▼

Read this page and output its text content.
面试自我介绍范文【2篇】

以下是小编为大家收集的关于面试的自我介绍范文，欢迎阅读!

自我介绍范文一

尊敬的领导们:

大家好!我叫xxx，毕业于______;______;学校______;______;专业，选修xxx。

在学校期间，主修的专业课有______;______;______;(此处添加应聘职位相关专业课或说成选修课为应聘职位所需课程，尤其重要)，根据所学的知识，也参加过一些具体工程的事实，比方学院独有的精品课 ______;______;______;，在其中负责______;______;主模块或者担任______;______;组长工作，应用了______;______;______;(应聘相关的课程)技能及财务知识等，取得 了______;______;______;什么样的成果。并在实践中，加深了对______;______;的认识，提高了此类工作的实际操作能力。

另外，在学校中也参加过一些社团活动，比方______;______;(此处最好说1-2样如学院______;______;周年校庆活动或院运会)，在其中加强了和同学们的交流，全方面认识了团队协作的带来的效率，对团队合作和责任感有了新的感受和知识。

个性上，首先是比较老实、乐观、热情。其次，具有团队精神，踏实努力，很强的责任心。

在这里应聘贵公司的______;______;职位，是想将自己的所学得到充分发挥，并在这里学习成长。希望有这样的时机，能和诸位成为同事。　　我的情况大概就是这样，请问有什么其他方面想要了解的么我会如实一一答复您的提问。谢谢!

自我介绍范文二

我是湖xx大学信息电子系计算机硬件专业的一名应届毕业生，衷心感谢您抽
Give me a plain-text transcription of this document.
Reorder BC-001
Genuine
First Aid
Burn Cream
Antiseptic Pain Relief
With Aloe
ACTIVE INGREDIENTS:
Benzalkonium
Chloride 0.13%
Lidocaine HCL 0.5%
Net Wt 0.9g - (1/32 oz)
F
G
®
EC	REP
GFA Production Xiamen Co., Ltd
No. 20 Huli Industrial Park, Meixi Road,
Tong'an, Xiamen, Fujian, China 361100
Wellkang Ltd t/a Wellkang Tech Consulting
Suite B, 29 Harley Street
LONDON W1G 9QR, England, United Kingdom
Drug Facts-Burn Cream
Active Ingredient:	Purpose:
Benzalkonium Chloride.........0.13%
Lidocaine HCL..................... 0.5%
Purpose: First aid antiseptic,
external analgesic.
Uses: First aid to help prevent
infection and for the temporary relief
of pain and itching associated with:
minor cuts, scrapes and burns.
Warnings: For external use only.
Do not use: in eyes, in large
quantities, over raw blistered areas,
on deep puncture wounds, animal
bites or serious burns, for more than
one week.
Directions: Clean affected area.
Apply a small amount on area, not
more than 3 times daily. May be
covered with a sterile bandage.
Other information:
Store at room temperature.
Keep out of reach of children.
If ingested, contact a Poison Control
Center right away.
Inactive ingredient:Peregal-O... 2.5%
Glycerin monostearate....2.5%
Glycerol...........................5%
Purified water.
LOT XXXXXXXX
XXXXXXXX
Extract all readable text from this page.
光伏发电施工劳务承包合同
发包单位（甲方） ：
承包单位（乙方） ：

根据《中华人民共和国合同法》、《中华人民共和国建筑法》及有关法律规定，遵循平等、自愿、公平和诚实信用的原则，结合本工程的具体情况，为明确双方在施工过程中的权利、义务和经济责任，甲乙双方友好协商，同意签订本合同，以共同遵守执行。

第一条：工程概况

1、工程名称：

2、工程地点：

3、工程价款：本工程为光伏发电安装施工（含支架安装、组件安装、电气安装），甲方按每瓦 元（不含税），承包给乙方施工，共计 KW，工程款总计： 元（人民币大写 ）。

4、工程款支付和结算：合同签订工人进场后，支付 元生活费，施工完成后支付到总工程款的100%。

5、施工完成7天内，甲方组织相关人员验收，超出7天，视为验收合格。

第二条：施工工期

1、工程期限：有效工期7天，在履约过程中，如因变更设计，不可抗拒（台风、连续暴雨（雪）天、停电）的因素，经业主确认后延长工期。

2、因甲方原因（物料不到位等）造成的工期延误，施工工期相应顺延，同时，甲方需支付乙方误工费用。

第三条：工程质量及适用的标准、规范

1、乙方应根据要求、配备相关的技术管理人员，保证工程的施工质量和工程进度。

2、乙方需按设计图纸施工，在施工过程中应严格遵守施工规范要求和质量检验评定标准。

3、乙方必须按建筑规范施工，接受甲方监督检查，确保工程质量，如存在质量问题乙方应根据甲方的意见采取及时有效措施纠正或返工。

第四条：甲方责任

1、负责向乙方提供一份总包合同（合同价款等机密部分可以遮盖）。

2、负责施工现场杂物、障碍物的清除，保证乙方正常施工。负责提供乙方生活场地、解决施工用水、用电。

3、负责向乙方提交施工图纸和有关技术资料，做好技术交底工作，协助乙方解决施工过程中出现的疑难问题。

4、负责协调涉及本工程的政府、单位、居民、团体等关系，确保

▲

* **WRITTEN EXERCISE**: Copy all the lines above that hold the string "this".

* **THE COMPLETED TASK**:
Read this page and output its text content.
Give me a plain-text transcription of this document.
Extract all readable text from this page.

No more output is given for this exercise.